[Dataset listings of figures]

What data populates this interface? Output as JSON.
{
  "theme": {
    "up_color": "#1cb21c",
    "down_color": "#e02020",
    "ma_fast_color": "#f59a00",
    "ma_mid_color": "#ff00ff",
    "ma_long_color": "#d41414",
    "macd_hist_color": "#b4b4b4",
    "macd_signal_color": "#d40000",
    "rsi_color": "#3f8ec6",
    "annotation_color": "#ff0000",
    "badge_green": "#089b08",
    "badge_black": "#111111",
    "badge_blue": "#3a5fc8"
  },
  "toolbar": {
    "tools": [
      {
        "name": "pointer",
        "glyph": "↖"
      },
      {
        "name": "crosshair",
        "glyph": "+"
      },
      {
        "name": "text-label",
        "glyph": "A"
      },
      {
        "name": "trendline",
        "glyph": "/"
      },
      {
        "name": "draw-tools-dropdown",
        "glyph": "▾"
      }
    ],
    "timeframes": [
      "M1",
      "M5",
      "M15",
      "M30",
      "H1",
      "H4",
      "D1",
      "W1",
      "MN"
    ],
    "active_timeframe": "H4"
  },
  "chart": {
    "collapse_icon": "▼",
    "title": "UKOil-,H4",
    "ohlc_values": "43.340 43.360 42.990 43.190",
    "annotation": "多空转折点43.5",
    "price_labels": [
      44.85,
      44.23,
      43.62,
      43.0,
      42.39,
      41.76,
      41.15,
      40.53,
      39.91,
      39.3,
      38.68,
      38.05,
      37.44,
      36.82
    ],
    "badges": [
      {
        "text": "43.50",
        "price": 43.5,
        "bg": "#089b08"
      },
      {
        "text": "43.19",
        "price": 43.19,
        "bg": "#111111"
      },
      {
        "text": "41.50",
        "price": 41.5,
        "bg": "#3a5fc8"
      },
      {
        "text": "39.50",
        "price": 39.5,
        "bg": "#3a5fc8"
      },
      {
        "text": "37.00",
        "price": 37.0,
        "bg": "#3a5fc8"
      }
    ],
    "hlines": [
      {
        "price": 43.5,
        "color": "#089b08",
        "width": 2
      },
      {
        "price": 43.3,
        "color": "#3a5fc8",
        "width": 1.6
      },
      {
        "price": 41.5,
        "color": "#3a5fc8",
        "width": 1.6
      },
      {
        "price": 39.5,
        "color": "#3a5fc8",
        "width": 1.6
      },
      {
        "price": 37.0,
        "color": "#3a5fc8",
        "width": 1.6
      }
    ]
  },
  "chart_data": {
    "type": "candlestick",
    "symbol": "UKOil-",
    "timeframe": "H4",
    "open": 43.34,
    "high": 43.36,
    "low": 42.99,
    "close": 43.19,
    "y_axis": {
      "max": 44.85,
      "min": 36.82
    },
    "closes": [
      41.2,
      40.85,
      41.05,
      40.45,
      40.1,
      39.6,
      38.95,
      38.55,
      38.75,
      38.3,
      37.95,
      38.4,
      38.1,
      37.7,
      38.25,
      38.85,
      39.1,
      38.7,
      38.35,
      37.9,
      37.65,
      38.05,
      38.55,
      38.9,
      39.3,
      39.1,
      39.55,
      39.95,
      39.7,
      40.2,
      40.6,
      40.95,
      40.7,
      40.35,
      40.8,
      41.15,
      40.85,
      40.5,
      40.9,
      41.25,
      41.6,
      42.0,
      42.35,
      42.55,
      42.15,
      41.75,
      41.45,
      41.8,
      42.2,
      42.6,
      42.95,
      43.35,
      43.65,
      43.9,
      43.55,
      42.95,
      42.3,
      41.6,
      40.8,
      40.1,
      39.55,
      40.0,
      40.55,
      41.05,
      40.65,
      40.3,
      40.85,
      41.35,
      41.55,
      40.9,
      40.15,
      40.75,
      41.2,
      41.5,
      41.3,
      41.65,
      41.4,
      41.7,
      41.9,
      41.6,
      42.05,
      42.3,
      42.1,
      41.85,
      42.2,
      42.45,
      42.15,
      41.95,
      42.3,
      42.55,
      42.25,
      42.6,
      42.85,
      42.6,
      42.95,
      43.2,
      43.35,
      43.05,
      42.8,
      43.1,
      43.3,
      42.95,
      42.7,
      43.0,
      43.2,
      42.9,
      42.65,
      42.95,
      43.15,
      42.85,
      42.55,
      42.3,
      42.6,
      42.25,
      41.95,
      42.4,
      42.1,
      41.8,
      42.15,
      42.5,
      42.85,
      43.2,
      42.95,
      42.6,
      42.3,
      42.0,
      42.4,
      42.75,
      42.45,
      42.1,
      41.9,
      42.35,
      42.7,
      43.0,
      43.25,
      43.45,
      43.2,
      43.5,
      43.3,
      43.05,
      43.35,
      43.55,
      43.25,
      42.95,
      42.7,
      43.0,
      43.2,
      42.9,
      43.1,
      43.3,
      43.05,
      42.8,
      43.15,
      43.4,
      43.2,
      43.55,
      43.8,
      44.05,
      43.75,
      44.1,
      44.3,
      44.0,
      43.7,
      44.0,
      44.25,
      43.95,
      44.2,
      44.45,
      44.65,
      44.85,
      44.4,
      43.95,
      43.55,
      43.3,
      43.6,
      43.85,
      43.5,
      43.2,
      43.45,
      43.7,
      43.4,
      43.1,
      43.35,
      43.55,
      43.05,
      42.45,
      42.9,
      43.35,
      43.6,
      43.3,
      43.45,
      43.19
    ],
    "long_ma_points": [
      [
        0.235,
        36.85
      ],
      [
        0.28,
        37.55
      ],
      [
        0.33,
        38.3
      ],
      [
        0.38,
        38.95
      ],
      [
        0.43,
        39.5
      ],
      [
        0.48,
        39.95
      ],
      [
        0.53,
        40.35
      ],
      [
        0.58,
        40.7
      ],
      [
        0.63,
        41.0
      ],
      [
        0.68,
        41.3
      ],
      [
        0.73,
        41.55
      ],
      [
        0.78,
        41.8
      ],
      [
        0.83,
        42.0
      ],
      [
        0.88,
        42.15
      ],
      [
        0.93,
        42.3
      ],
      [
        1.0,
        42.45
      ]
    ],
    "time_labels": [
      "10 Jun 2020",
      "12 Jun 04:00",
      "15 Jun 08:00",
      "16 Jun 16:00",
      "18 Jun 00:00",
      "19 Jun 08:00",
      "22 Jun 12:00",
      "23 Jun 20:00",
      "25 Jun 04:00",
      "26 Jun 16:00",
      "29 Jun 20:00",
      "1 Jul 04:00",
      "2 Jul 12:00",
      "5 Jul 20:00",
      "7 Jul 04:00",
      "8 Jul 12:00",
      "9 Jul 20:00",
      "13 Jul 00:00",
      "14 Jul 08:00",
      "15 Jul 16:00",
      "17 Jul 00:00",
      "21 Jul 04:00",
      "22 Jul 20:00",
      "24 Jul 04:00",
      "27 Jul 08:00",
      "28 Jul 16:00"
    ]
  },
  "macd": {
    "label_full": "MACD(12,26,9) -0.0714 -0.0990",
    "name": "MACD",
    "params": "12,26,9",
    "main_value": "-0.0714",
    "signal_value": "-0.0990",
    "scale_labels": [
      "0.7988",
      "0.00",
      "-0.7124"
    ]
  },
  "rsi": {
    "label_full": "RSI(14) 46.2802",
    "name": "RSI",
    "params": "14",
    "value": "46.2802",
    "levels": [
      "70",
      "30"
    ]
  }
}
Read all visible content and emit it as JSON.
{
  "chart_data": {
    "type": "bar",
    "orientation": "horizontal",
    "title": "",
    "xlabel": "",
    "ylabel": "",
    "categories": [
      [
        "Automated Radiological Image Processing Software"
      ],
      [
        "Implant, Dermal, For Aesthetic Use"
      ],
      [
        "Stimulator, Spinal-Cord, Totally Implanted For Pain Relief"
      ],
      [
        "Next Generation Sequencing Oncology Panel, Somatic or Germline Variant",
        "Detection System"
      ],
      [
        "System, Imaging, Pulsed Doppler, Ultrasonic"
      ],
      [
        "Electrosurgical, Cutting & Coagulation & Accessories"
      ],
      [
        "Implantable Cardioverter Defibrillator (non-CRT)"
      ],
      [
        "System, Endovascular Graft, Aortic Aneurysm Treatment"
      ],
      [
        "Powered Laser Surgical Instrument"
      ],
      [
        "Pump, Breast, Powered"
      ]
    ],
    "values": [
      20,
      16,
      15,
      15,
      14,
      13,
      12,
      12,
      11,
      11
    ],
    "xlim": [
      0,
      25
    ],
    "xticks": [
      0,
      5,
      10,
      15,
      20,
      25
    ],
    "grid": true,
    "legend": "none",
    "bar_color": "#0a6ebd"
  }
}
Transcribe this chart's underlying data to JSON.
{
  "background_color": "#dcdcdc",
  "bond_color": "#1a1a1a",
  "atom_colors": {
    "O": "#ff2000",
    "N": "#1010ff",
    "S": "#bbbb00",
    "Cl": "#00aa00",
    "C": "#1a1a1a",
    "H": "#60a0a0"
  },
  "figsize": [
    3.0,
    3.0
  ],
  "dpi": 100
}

- [BRIEF]: Gather each line of the listing containing the word "name" and show it.

- [FULL ANSWER]:
        "name": "pointer",
        "name": "crosshair",
        "name": "text-label",
        "name": "trendline",
        "name": "draw-tools-dropdown",
    "name": "MACD",
    "name": "RSI",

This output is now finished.